— Start DATA PROVIDED —

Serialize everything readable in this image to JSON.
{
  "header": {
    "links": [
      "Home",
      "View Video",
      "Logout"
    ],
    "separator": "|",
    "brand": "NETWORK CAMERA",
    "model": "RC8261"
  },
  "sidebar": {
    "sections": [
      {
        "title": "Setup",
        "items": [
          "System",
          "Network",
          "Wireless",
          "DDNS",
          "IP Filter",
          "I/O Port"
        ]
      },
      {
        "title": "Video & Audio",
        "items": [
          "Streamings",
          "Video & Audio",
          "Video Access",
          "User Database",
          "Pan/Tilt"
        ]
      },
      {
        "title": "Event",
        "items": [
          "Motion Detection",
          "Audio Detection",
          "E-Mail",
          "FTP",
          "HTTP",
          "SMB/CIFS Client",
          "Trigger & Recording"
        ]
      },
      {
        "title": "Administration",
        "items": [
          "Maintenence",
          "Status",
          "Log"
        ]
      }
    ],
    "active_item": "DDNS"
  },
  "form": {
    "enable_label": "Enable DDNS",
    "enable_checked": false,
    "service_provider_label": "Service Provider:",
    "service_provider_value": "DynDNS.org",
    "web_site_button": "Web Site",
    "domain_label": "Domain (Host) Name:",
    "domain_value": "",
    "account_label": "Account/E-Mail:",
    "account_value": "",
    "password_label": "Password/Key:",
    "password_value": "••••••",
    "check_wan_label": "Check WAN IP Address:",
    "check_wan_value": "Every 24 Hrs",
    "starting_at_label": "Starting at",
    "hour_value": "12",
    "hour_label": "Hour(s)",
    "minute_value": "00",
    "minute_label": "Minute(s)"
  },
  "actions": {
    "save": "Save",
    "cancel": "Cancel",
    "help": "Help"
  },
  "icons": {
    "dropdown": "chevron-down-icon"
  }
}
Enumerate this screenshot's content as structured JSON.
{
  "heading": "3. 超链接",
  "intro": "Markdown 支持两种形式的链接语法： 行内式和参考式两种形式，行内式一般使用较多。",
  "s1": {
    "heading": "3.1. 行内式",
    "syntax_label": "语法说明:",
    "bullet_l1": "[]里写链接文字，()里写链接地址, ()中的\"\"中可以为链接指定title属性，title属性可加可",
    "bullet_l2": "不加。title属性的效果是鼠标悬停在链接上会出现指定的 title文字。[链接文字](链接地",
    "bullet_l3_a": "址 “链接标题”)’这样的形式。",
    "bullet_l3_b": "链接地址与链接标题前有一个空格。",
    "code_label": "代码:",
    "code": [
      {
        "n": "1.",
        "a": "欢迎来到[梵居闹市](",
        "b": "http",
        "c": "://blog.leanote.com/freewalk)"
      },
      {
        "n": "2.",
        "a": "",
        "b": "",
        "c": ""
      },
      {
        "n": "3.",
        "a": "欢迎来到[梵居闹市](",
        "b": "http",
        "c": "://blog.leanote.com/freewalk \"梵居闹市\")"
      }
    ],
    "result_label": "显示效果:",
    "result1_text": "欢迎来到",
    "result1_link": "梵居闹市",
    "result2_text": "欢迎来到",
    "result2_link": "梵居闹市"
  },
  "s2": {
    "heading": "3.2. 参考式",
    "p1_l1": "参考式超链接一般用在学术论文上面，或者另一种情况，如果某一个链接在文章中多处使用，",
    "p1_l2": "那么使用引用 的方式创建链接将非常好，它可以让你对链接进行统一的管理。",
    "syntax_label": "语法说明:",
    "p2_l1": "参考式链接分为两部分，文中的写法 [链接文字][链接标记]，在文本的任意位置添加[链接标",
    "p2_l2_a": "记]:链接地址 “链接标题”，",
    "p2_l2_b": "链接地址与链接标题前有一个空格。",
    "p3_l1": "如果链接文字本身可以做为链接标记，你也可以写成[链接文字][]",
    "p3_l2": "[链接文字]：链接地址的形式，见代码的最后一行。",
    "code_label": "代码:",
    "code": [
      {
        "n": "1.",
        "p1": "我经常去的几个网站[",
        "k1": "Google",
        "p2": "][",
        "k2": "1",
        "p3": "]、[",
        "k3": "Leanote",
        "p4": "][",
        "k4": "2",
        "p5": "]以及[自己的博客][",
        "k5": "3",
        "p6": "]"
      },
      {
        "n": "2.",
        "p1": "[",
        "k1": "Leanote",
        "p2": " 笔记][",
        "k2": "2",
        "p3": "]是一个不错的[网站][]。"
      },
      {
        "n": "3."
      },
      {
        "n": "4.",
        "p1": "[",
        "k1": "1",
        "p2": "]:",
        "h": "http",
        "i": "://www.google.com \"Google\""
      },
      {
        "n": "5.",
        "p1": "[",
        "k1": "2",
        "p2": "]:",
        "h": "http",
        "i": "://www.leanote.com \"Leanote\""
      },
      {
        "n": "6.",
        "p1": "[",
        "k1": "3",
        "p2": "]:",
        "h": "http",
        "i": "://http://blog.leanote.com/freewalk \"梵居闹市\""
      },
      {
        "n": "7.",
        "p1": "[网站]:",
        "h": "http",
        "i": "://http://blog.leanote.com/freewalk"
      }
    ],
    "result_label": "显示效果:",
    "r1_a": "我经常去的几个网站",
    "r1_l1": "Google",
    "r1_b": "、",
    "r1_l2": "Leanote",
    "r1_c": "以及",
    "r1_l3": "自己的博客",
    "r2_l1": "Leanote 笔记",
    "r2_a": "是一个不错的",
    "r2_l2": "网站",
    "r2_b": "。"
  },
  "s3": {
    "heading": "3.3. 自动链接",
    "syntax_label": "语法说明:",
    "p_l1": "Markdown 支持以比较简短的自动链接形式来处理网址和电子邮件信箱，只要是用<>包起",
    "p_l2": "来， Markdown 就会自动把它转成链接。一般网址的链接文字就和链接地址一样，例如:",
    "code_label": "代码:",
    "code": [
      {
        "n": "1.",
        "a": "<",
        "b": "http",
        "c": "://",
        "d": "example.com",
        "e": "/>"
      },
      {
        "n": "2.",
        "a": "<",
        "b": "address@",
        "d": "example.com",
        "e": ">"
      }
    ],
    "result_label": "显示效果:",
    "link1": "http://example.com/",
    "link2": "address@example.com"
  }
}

— End DATA PROVIDED —

## EXERCISE BRIEF
Tally how many lines of the records hold the word "example". Answer with the number only.

## IN RESPONSE
4